Provided records:
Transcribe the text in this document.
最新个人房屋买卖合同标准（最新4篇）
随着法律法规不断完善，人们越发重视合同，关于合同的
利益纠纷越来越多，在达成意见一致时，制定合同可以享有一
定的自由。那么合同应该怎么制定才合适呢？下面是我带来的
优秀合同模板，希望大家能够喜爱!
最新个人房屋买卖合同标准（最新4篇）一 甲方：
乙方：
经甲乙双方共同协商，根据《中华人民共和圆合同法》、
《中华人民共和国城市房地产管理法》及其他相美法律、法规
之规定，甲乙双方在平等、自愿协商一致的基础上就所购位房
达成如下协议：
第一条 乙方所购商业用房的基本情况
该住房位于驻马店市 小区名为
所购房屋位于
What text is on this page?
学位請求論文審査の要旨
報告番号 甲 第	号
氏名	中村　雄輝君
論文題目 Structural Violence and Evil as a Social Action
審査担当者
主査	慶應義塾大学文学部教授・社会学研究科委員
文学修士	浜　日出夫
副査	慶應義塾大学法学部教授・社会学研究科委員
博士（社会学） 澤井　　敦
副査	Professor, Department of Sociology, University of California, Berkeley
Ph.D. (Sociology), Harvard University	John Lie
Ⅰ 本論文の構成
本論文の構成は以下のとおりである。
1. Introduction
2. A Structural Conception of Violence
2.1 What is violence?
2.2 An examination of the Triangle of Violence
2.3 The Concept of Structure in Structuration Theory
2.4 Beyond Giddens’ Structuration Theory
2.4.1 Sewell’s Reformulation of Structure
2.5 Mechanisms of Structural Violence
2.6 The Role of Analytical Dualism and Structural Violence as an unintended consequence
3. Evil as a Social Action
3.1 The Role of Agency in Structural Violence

Given instruction:
Write out, word for word, every line from the one containing "What text is on this page?" through the last line of the records above.

Final answer:
What text is on this page?
学位請求論文審査の要旨
報告番号 甲 第	号
氏名	中村　雄輝君
論文題目 Structural Violence and Evil as a Social Action
審査担当者
主査	慶應義塾大学文学部教授・社会学研究科委員
文学修士	浜　日出夫
副査	慶應義塾大学法学部教授・社会学研究科委員
博士（社会学） 澤井　　敦
副査	Professor, Department of Sociology, University of California, Berkeley
Ph.D. (Sociology), Harvard University	John Lie
Ⅰ 本論文の構成
本論文の構成は以下のとおりである。
1. Introduction
2. A Structural Conception of Violence
2.1 What is violence?
2.2 An examination of the Triangle of Violence
2.3 The Concept of Structure in Structuration Theory
2.4 Beyond Giddens’ Structuration Theory
2.4.1 Sewell’s Reformulation of Structure
2.5 Mechanisms of Structural Violence
2.6 The Role of Analytical Dualism and Structural Violence as an unintended consequence
3. Evil as a Social Action
3.1 The Role of Agency in Structural Violence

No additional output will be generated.